#### SELECTED EXCERPT:
++++++++

Dust cloud in the Sahara desert moves into the US and hits Florida, Texas, Louisiana, Alabama, Mississippi
A huge cloud of dust from the Sahara Desert is drifting 5,000 miles across the Atlantic towards the US — and experts have warned it could cause extreme heat and affect air quality in five southeastern states.
Skies over Florida, along with southern parts of Texas, Louisiana, Alabama and Mississippi, will look “a little hazy” and may turn brown from the sand plume as it lingers over the weekend.
Along with haze, the desert dust will catalyze scorching temperatures of around 105 degrees in the Sunshine State and an increase in allergies — but it will also make for brighter sunsets and suppress tropical thunderstorms, meteorologists have said.
Experts call the clouds the “Saharan Air Layer” – defined as “a mass of very dry, dusty air that forms over the Sahara Desert during late spring, summer and early fall.”
When this air mass is combined with strong jet streams — such as those currently sweeping across the Atlantic Ocean and heading toward the southeast coast — the plumes can travel thousands of miles.

++++++++

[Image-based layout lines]
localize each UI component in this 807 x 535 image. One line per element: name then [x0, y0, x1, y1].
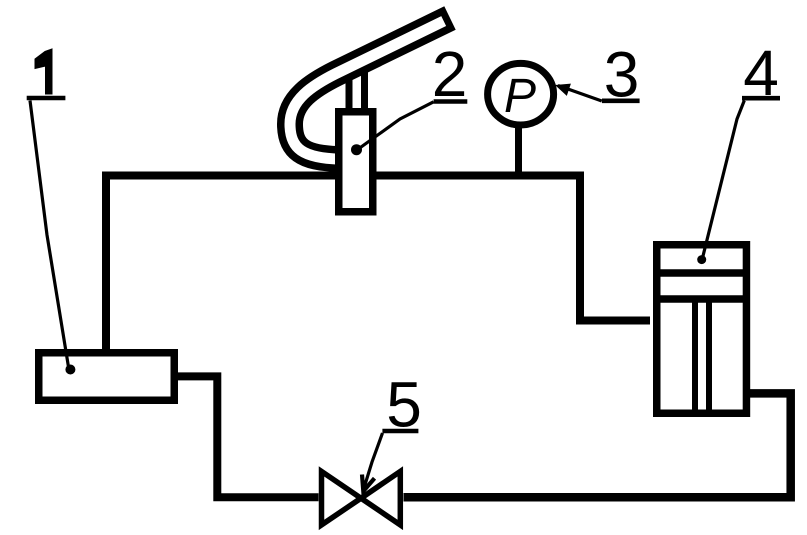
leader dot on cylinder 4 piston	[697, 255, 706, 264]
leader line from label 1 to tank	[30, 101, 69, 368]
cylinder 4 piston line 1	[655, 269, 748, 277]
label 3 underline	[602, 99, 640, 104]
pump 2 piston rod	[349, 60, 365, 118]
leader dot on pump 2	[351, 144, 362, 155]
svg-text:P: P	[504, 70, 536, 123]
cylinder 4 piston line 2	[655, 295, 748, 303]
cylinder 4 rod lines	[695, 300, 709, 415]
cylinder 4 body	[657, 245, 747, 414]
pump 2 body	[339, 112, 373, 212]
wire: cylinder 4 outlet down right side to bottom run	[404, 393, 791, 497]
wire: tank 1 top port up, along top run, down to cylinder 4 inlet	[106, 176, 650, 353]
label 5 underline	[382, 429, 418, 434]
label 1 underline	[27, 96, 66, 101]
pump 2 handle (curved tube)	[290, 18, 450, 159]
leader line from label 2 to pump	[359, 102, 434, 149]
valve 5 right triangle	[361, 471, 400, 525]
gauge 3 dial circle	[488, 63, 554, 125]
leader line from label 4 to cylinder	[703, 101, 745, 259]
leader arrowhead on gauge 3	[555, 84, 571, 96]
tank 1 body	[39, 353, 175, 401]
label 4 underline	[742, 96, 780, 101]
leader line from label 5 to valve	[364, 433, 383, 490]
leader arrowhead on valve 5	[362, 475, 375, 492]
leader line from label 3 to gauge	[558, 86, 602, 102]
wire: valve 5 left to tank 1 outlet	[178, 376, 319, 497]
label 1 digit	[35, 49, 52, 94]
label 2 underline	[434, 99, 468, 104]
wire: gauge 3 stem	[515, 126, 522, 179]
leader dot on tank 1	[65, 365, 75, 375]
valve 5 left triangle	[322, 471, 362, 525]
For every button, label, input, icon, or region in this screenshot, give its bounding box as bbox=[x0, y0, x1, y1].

++++++++

#### WORK TO COMPLETE:
a. In the article on Saharan dust, what temperature is the dust expected to bring to the Sunshine State?
b. From the Saharan dust article, extract the passage starting at "Skies over Florida, along" and ending at "meteorologists have said.".

#### ANSWERS BELOW:
a. Around 105 degrees.

b.
Skies over Florida, along with southern parts of Texas, Louisiana, Alabama and Mississippi, will look “a little hazy” and may turn brown from the sand plume as it lingers over the weekend.
Along with haze, the desert dust will catalyze scorching temperatures of around 105 degrees in the Sunshine State and an increase in allergies — but it will also make for brighter sunsets and suppress tropical thunderstorms, meteorologists have said.